* [WORK INSTRUCTIONS]: In the listing below, count each line containing "text" and answer with the count only.

* [ENTRIES PROVIDED]:
* Start *
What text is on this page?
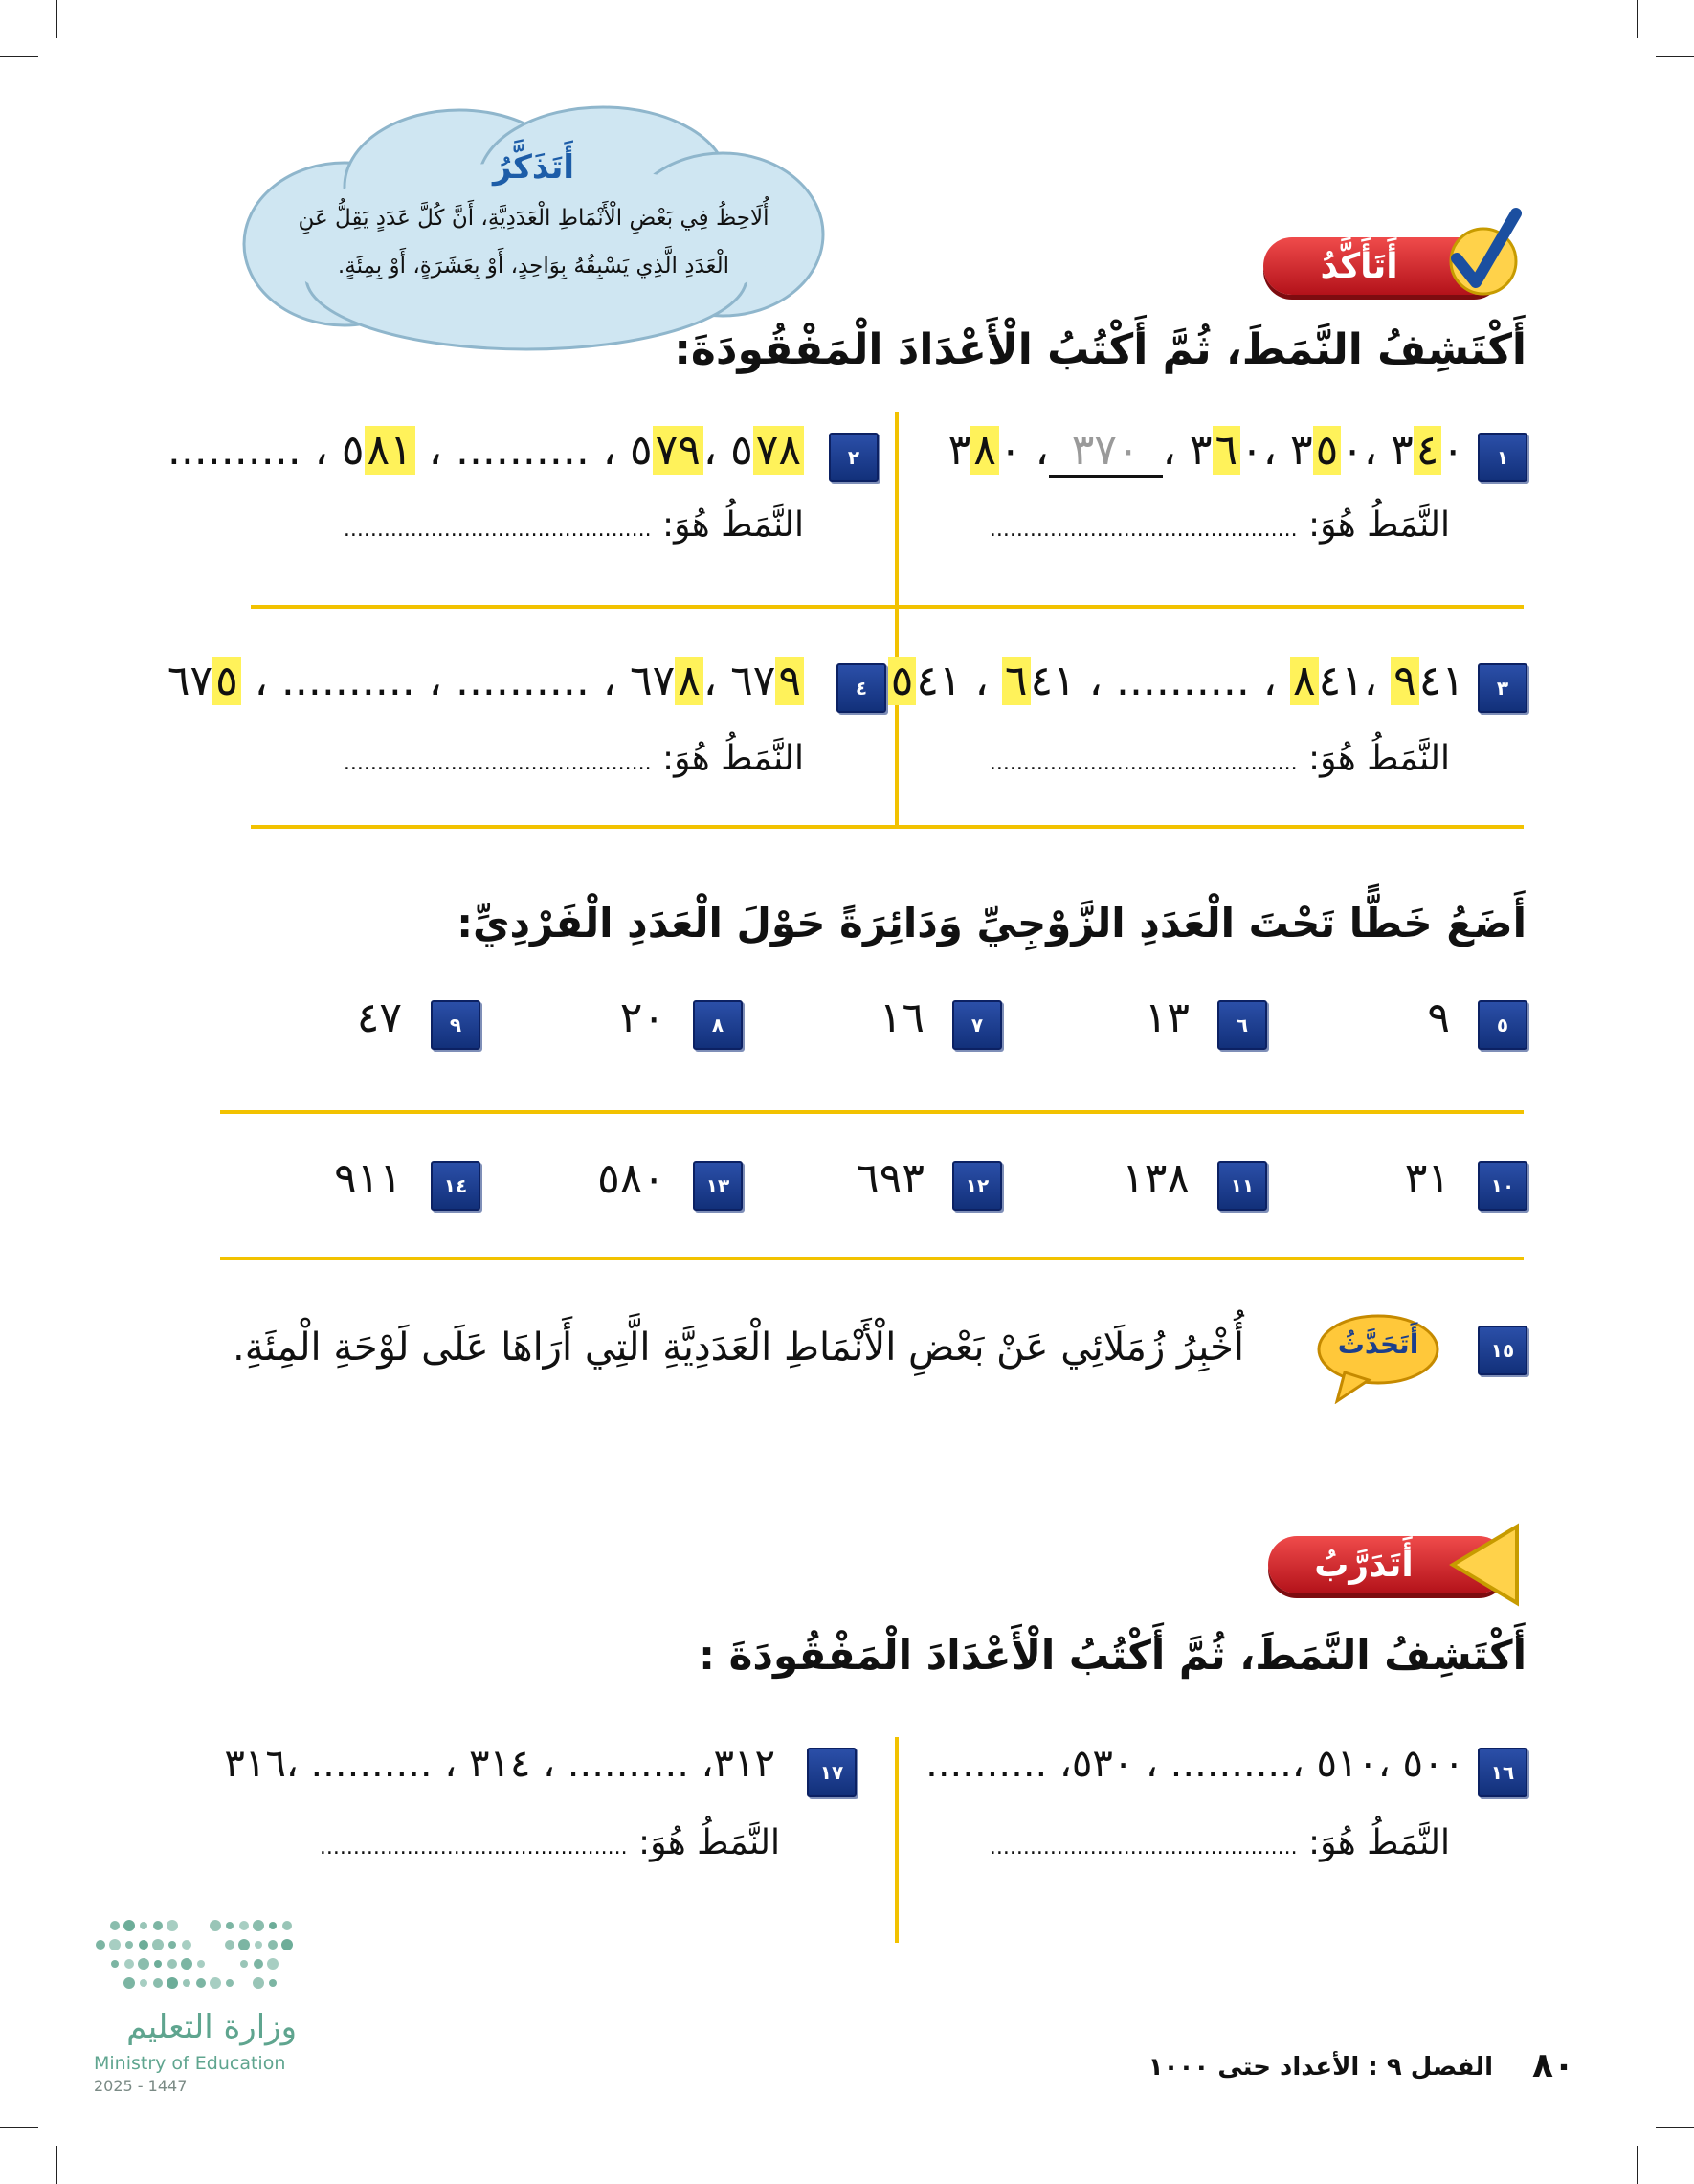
أَتَذَكَّرُ
أُلَاحِظُ فِي بَعْضِ الْأَنْمَاطِ الْعَدَدِيَّةِ، أَنَّ كُلَّ عَدَدٍ يَقِلُّ عَنِ
الْعَدَدِ الَّذِي يَسْبِقُهُ بِوَاحِدٍ، أَوْ بِعَشَرَةٍ، أَوْ بِمِئَةٍ.	أَتَأَكَّدُ
أَكْتَشِفُ النَّمَطَ، ثُمَّ أَكْتُبُ الْأَعْدَادَ الْمَفْقُودَةَ:
١
٣٤٠ ،٣٥٠ ،٣٦٠ ، ٣٧٠ ، ٣٨٠
النَّمَطُ هُوَ: ..............................................
٢
٥٧٨ ،٥٧٩ ، .......... ، ٥٨١ ، ..........
النَّمَطُ هُوَ: ..............................................
٣
٩٤١ ،٨٤١ ، .......... ، ٦٤١ ، ٥٤١
النَّمَطُ هُوَ: ..............................................
٤
٦٧٩ ،٦٧٨ ، .......... ، .......... ، ٦٧٥
النَّمَطُ هُوَ: ..............................................
أَضَعُ خَطًّا تَحْتَ الْعَدَدِ الزَّوْجِيِّ وَدَائِرَةً حَوْلَ الْعَدَدِ الْفَرْدِيِّ:
٥
٩
٦
١٣
٧
١٦
٨
٢٠
٩
٤٧
١٠
٣١
١١
١٣٨
١٢
٦٩٣
١٣
٥٨٠
١٤
٩١١
١٥
أَتَحَدَّثُ
أُخْبِرُ زُمَلَائِي عَنْ بَعْضِ الْأَنْمَاطِ الْعَدَدِيَّةِ الَّتِي أَرَاهَا عَلَى لَوْحَةِ الْمِئَةِ.
أَتَدَرَّبُ
أَكْتَشِفُ النَّمَطَ، ثُمَّ أَكْتُبُ الْأَعْدَادَ الْمَفْقُودَةَ :
١٦
٥٠٠ ،٥١٠ ،.......... ، ٥٣٠، ..........
النَّمَطُ هُوَ: ..............................................
١٧
٣١٢، .......... ، ٣١٤ ، .......... ،٣١٦
النَّمَطُ هُوَ: ..............................................
وزارة التعليم
Ministry of Education
2025 - 1447
٨٠
الفصل ٩ : الأعداد حتى ١٠٠٠
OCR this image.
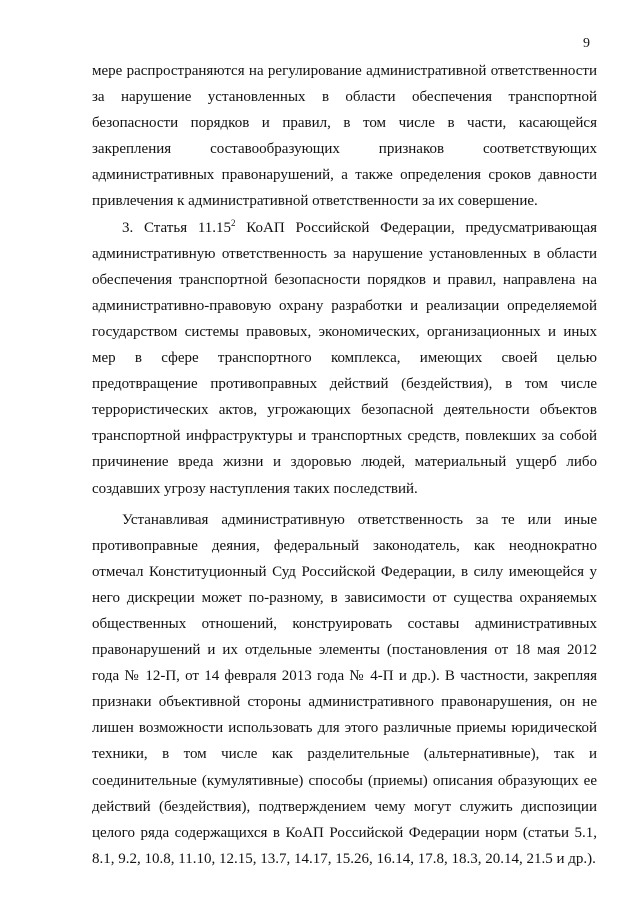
9

мере распространяются на регулирование административной ответственности за нарушение установленных в области обеспечения транспортной безопасности порядков и правил, в том числе в части, касающейся закрепления составообразующих признаков соответствующих административных правонарушений, а также определения сроков давности привлечения к административной ответственности за их совершение.

3. Статья 11.15$^2$ КоАП Российской Федерации, предусматривающая административную ответственность за нарушение установленных в области обеспечения транспортной безопасности порядков и правил, направлена на административно-правовую охрану разработки и реализации определяемой государством системы правовых, экономических, организационных и иных мер в сфере транспортного комплекса, имеющих своей целью предотвращение противоправных действий (бездействия), в том числе террористических актов, угрожающих безопасной деятельности объектов транспортной инфраструктуры и транспортных средств, повлекших за собой причинение вреда жизни и здоровью людей, материальный ущерб либо создавших угрозу наступления таких последствий.

Устанавливая административную ответственность за те или иные противоправные деяния, федеральный законодатель, как неоднократно отмечал Конституционный Суд Российской Федерации, в силу имеющейся у него дискреции может по-разному, в зависимости от существа охраняемых общественных отношений, конструировать составы административных правонарушений и их отдельные элементы (постановления от 18 мая 2012 года № 12-П, от 14 февраля 2013 года № 4-П и др.). В частности, закрепляя признаки объективной стороны административного правонарушения, он не лишен возможности использовать для этого различные приемы юридической техники, в том числе как разделительные (альтернативные), так и соединительные (кумулятивные) способы (приемы) описания образующих ее действий (бездействия), подтверждением чему могут служить диспозиции целого ряда содержащихся в КоАП Российской Федерации норм (статьи 5.1, 8.1, 9.2, 10.8, 11.10, 12.15, 13.7, 14.17, 15.26, 16.14, 17.8, 18.3, 20.14, 21.5 и др.).
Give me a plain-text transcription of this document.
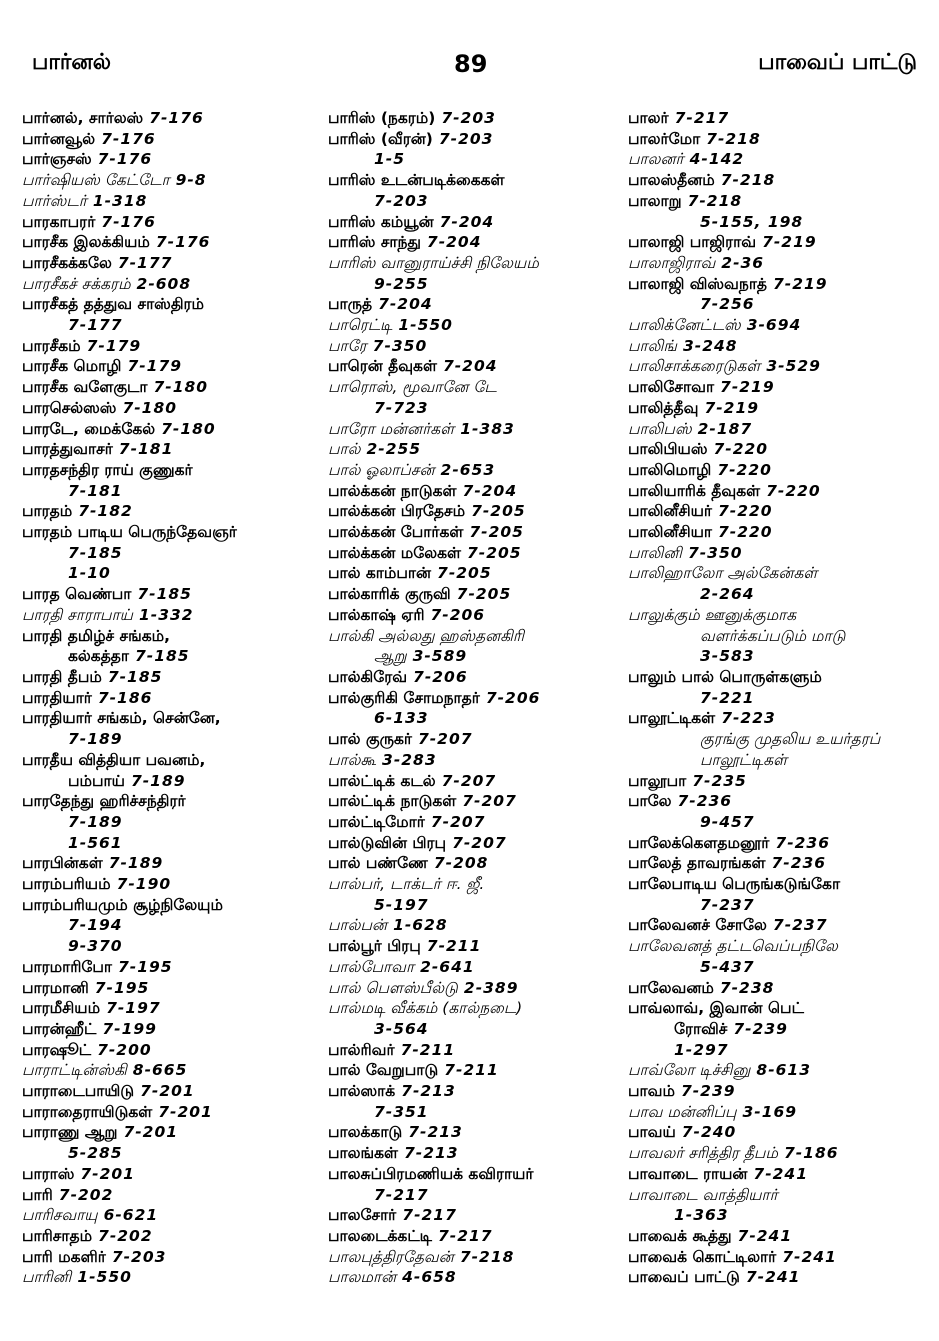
பார்னல்	89	பாவைப் பாட்டு
பார்னல், சார்லஸ் 7-176
பார்னவூல் 7-176
பார்ஞசஸ் 7-176
பார்ஷியஸ் கேட்டோ 9-8
பார்ஸ்டர் 1-318
பாரகாபரர் 7-176
பாரசீக இலக்கியம் 7-176
பாரசீகக்கலே 7-177
பாரசீகச் சக்கரம் 2-608
பாரசீகத் தத்துவ சாஸ்திரம்
7-177
பாரசீகம் 7-179
பாரசீக மொழி 7-179
பாரசீக வளேகுடா 7-180
பாரசெல்ஸஸ் 7-180
பாரடே, மைக்கேல் 7-180
பாரத்துவாசர் 7-181
பாரதசந்திர ராய் குணுகர்
7-181
பாரதம் 7-182
பாரதம் பாடிய பெருந்தேவஞர்
7-185
1-10
பாரத வெண்பா 7-185
பாரதி சாராபாய் 1-332
பாரதி தமிழ்ச் சங்கம்,
கல்கத்தா 7-185
பாரதி தீபம் 7-185
பாரதியார் 7-186
பாரதியார் சங்கம், சென்னே,
7-189
பாரதீய வித்தியா பவனம்,
பம்பாய் 7-189
பாரதேந்து ஹரிச்சந்திரர்
7-189
1-561
பாரபின்கள் 7-189
பாரம்பரியம் 7-190
பாரம்பரியமும் சூழ்நிலேயும்
7-194
9-370
பாரமாரிபோ 7-195
பாரமானி 7-195
பாரமீசியம் 7-197
பாரன்ஹீட் 7-199
பாரஷூட் 7-200
பாராட்டின்ஸ்கி 8-665
பாராடைபாயிடு 7-201
பாராதைராயிடுகள் 7-201
பாராணு ஆறு 7-201
5-285
பாராஸ் 7-201
பாரி 7-202
பாரிசவாயு 6-621
பாரிசாதம் 7-202
பாரி மகளிர் 7-203
பாரினி 1-550
பாரிஸ் (நகரம்) 7-203
பாரிஸ் (வீரன்) 7-203
1-5
பாரிஸ் உடன்படிக்கைகள்
7-203
பாரிஸ் கம்யூன் 7-204
பாரிஸ் சாந்து 7-204
பாரிஸ் வானுராய்ச்சி நிலேயம்
9-255
பாருத் 7-204
பாரெட்டி 1-550
பாரே 7-350
பாரென் தீவுகள் 7-204
பாரொஸ், மூவானே டே
7-723
பாரோ மன்னர்கள் 1-383
பால் 2-255
பால் ஓலாப்சன் 2-653
பால்க்கன் நாடுகள் 7-204
பால்க்கன் பிரதேசம் 7-205
பால்க்கன் போர்கள் 7-205
பால்க்கன் மலேகள் 7-205
பால் காம்பான் 7-205
பால்காரிக் குருவி 7-205
பால்காஷ் ஏரி 7-206
பால்கி அல்லது ஹஸ்தனகிரி
ஆறு 3-589
பால்கிரேவ் 7-206
பால்குரிகி சோமநாதர் 7-206
6-133
பால் குருகர் 7-207
பால்கூ 3-283
பால்ட்டிக் கடல் 7-207
பால்ட்டிக் நாடுகள் 7-207
பால்ட்டிமோர் 7-207
பால்டுவின் பிரபு 7-207
பால் பண்ணே 7-208
பால்பர், டாக்டர் ஈ. ஜீ.
5-197
பால்பன் 1-628
பால்பூர் பிரபு 7-211
பால்போவா 2-641
பால் பௌஸ்பீல்டு 2-389
பால்மடி வீக்கம் (கால்நடை)
3-564
பால்ரிவர் 7-211
பால் வேறுபாடு 7-211
பால்ஸாக் 7-213
7-351
பாலக்காடு 7-213
பாலங்கள் 7-213
பாலசுப்பிரமணியக் கவிராயர்
7-217
பாலசோர் 7-217
பாலடைக்கட்டி 7-217
பாலபுத்திரதேவன் 7-218
பாலமான் 4-658
பாலர் 7-217
பாலர்மோ 7-218
பாலனர் 4-142
பாலஸ்தீனம் 7-218
பாலாறு 7-218
5-155, 198
பாலாஜி பாஜிராவ் 7-219
பாலாஜிராவ் 2-36
பாலாஜி விஸ்வநாத் 7-219
7-256
பாலிக்னேட்டஸ் 3-694
பாலிங் 3-248
பாலிசாக்கரைடுகள் 3-529
பாலிசோவா 7-219
பாலித்தீவு 7-219
பாலிபஸ் 2-187
பாலிபியஸ் 7-220
பாலிமொழி 7-220
பாலியாரிக் தீவுகள் 7-220
பாலினீசியர் 7-220
பாலினீசியா 7-220
பாலினி 7-350
பாலிஹாலோ அல்கேன்கள்
2-264
பாலுக்கும் ஊனுக்குமாக
வளர்க்கப்படும் மாடு
3-583
பாலும் பால் பொருள்களும்
7-221
பாலூட்டிகள் 7-223
குரங்கு முதலிய உயர்தரப்
பாலூட்டிகள்
பாலூபா 7-235
பாலே 7-236
9-457
பாலேக்கௌதமனூர் 7-236
பாலேத் தாவரங்கள் 7-236
பாலேபாடிய பெருங்கடுங்கோ
7-237
பாலேவனச் சோலே 7-237
பாலேவனத் தட்டவெப்பநிலே
5-437
பாலேவனம் 7-238
பாவ்லாவ், இவான் பெட்
ரோவிச் 7-239
1-297
பாவ்லோ டிச்சினு 8-613
பாவம் 7-239
பாவ மன்னிப்பு 3-169
பாவய் 7-240
பாவலர் சரித்திர தீபம் 7-186
பாவாடை ராயன் 7-241
பாவாடை வாத்தியார்
1-363
பாவைக் கூத்து 7-241
பாவைக் கொட்டிலார் 7-241
பாவைப் பாட்டு 7-241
* End *
* [EXPECTED OUTPUT]: 2